Stored records:
• • • • •

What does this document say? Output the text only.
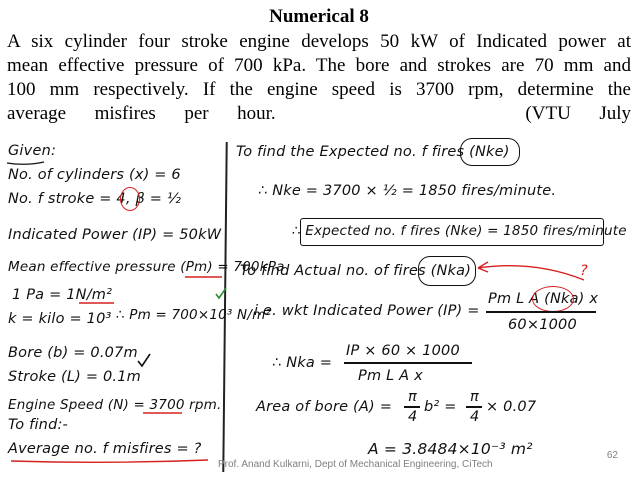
Numerical 8
A six cylinder four stroke engine develops 50 kW of Indicated power at
mean effective pressure of 700 kPa. The bore and strokes are 70 mm and
100 mm respectively. If the engine speed is 3700 rpm, determine the
average    misfires    per    hour.                                   (VTU    July
Given:
No. of cylinders (x) = 6
No. f stroke = 4, β = ½
Indicated Power (IP) = 50kW
Mean effective pressure (Pm) = 700kPa
1 Pa = 1N/m²
k = kilo = 10³ ∴ Pm = 700×10³ N/m²
Bore (b) = 0.07m
Stroke (L) = 0.1m
Engine Speed (N) = 3700 rpm.
To find:-
Average no. f misfires = ?
To find the Expected no. f fires (Nke)
∴ Nke = 3700 × ½ = 1850 fires/minute.
∴ Expected no. f fires (Nke) = 1850 fires/minute
To find Actual no. of fires (Nka)	?
i.e. wkt Indicated Power (IP) =
Pm L A (Nka) x
60×1000
∴ Nka =
IP × 60 × 1000
Pm L A x
Area of bore (A) =
π
4
b² =
π
4
× 0.07
A = 3.8484×10⁻³ m²
Prof. Anand Kulkarni, Dept of Mechanical Engineering, CiTech
62
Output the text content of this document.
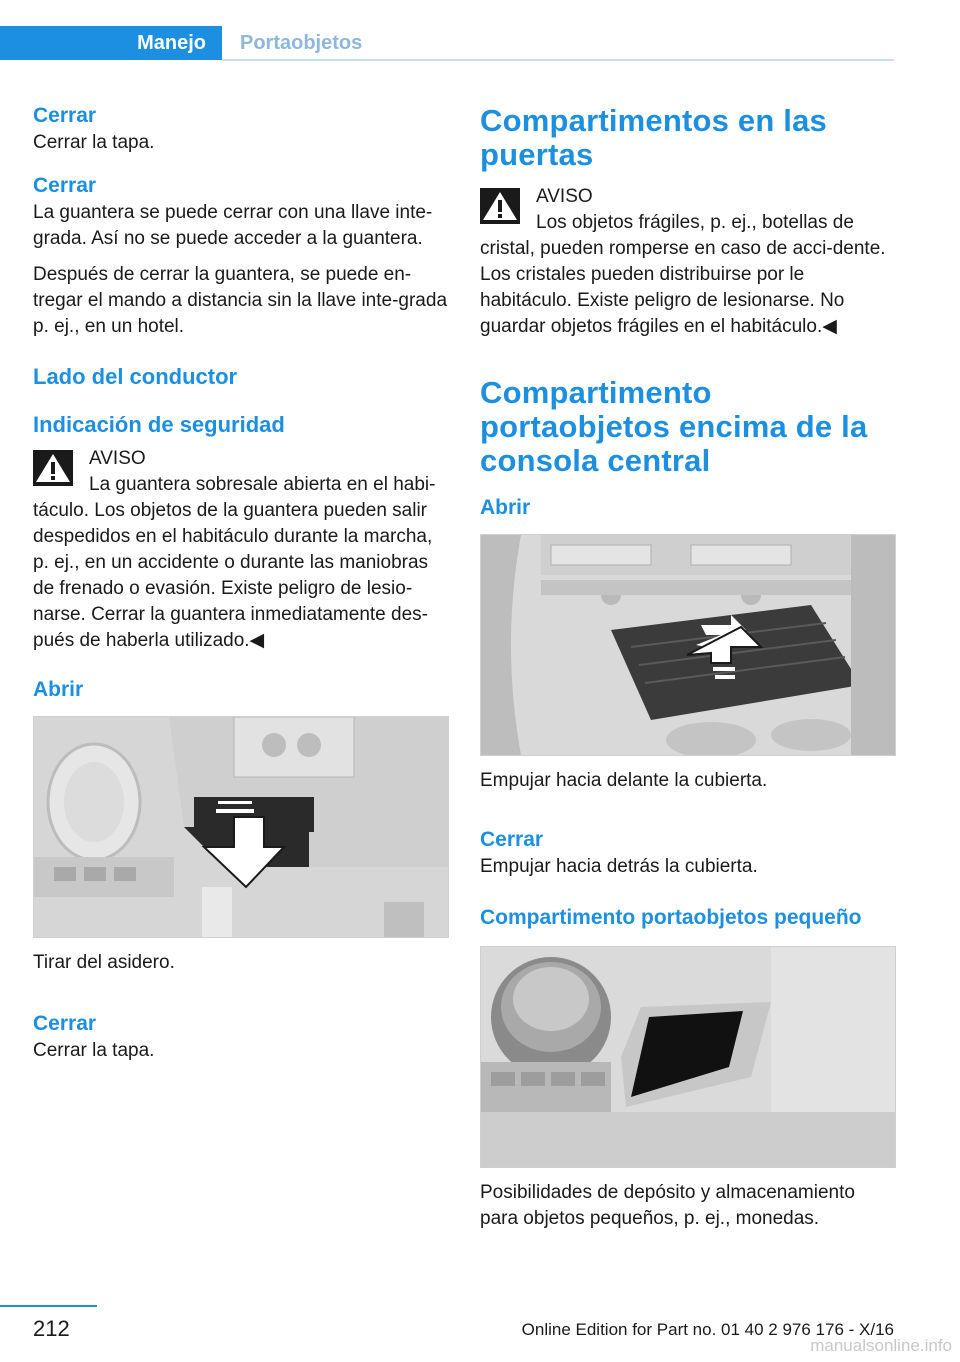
Manejo	Portaobjetos
Cerrar

Cerrar la tapa.

Cerrar

La guantera se puede cerrar con una llave inte‐grada. Así no se puede acceder a la guantera.

Después de cerrar la guantera, se puede en‐tregar el mando a distancia sin la llave inte‐grada p. ej., en un hotel.

Lado del conductor
Indicación de seguridad

AVISO

La guantera sobresale abierta en el habi‐

táculo. Los objetos de la guantera pueden salir despedidos en el habitáculo durante la marcha, p. ej., en un accidente o durante las maniobras de frenado o evasión. Existe peligro de lesio‐narse. Cerrar la guantera inmediatamente des‐pués de haberla utilizado.◀

Abrir

Tirar del asidero.

Cerrar

Cerrar la tapa.

Compartimentos en las puertas

AVISO

Los objetos frágiles, p. ej., botellas de

cristal, pueden romperse en caso de acci‐dente. Los cristales pueden distribuirse por le habitáculo. Existe peligro de lesionarse. No guardar objetos frágiles en el habitáculo.◀

Compartimento portaobjetos encima de la consola central
Abrir

Empujar hacia delante la cubierta.

Cerrar

Empujar hacia detrás la cubierta.

Compartimento portaobjetos pequeño

Posibilidades de depósito y almacenamiento para objetos pequeños, p. ej., monedas.

212	Online Edition for Part no. 01 40 2 976 176 - X/16
manualsonline.info
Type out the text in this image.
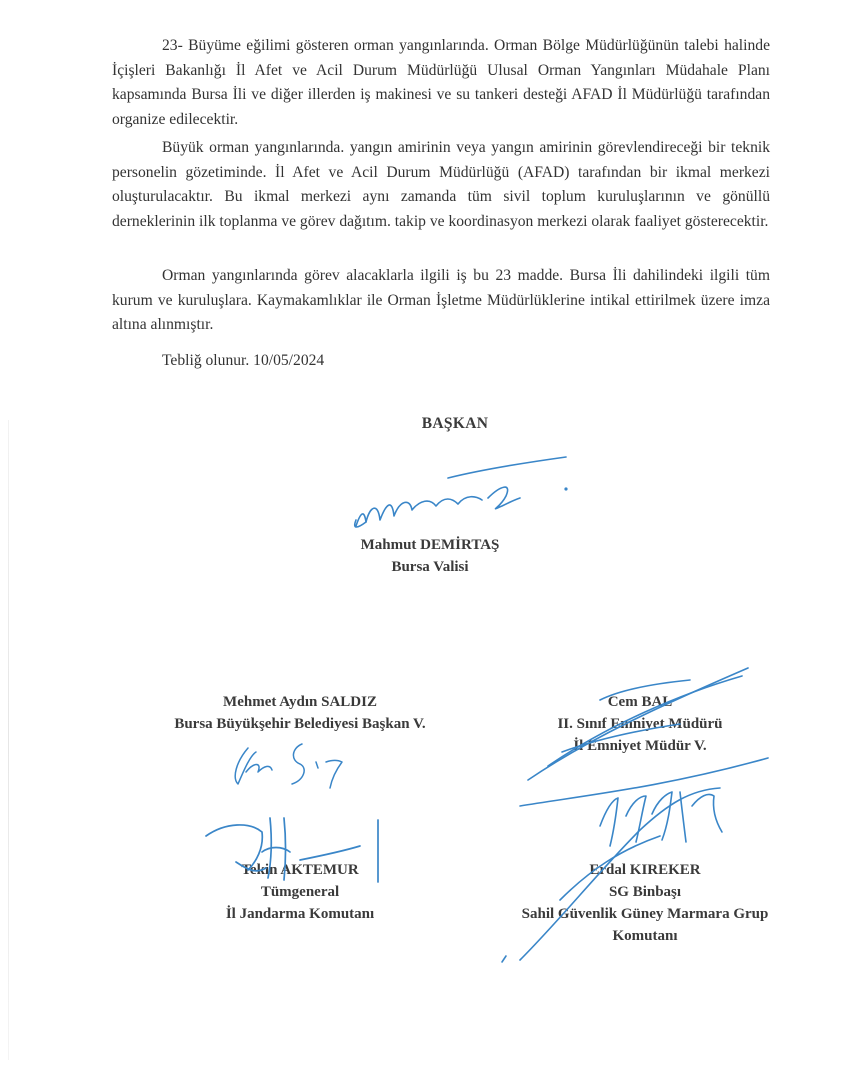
23- Büyüme eğilimi gösteren orman yangınlarında. Orman Bölge Müdürlüğünün talebi halinde İçişleri Bakanlığı İl Afet ve Acil Durum Müdürlüğü Ulusal Orman Yangınları Müdahale Planı kapsamında Bursa İli ve diğer illerden iş makinesi ve su tankeri desteği AFAD İl Müdürlüğü tarafından organize edilecektir.

Büyük orman yangınlarında. yangın amirinin veya yangın amirinin görevlendireceği bir teknik personelin gözetiminde. İl Afet ve Acil Durum Müdürlüğü (AFAD) tarafından bir ikmal merkezi oluşturulacaktır. Bu ikmal merkezi aynı zamanda tüm sivil toplum kuruluşlarının ve gönüllü derneklerinin ilk toplanma ve görev dağıtım. takip ve koordinasyon merkezi olarak faaliyet gösterecektir.

Orman yangınlarında görev alacaklarla ilgili iş bu 23 madde. Bursa İli dahilindeki ilgili tüm kurum ve kuruluşlara. Kaymakamlıklar ile Orman İşletme Müdürlüklerine intikal ettirilmek üzere imza altına alınmıştır.

Tebliğ olunur. 10/05/2024
BAŞKAN
Mahmut DEMİRTAŞ
Bursa Valisi
Mehmet Aydın SALDIZ
Bursa Büyükşehir Belediyesi Başkan V.
Cem BAL
II. Sınıf Emniyet Müdürü
İl Emniyet Müdür V.
Tekin AKTEMUR
Tümgeneral
İl Jandarma Komutanı
Erdal KIREKER
SG Binbaşı
Sahil Güvenlik Güney Marmara Grup
Komutanı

• • • • •

- Work to complete -
Starting at the line that contains "Type out the text in this image.", extract each line through the last line of the material exactly as written, and include no pictures.

- Finished answer -
Type out the text in this image.
23- Büyüme eğilimi gösteren orman yangınlarında. Orman Bölge Müdürlüğünün talebi halinde İçişleri Bakanlığı İl Afet ve Acil Durum Müdürlüğü Ulusal Orman Yangınları Müdahale Planı kapsamında Bursa İli ve diğer illerden iş makinesi ve su tankeri desteği AFAD İl Müdürlüğü tarafından organize edilecektir.

Büyük orman yangınlarında. yangın amirinin veya yangın amirinin görevlendireceği bir teknik personelin gözetiminde. İl Afet ve Acil Durum Müdürlüğü (AFAD) tarafından bir ikmal merkezi oluşturulacaktır. Bu ikmal merkezi aynı zamanda tüm sivil toplum kuruluşlarının ve gönüllü derneklerinin ilk toplanma ve görev dağıtım. takip ve koordinasyon merkezi olarak faaliyet gösterecektir.

Orman yangınlarında görev alacaklarla ilgili iş bu 23 madde. Bursa İli dahilindeki ilgili tüm kurum ve kuruluşlara. Kaymakamlıklar ile Orman İşletme Müdürlüklerine intikal ettirilmek üzere imza altına alınmıştır.

Tebliğ olunur. 10/05/2024
BAŞKAN
Mahmut DEMİRTAŞ
Bursa Valisi
Mehmet Aydın SALDIZ
Bursa Büyükşehir Belediyesi Başkan V.
Cem BAL
II. Sınıf Emniyet Müdürü
İl Emniyet Müdür V.
Tekin AKTEMUR
Tümgeneral
İl Jandarma Komutanı
Erdal KIREKER
SG Binbaşı
Sahil Güvenlik Güney Marmara Grup
Komutanı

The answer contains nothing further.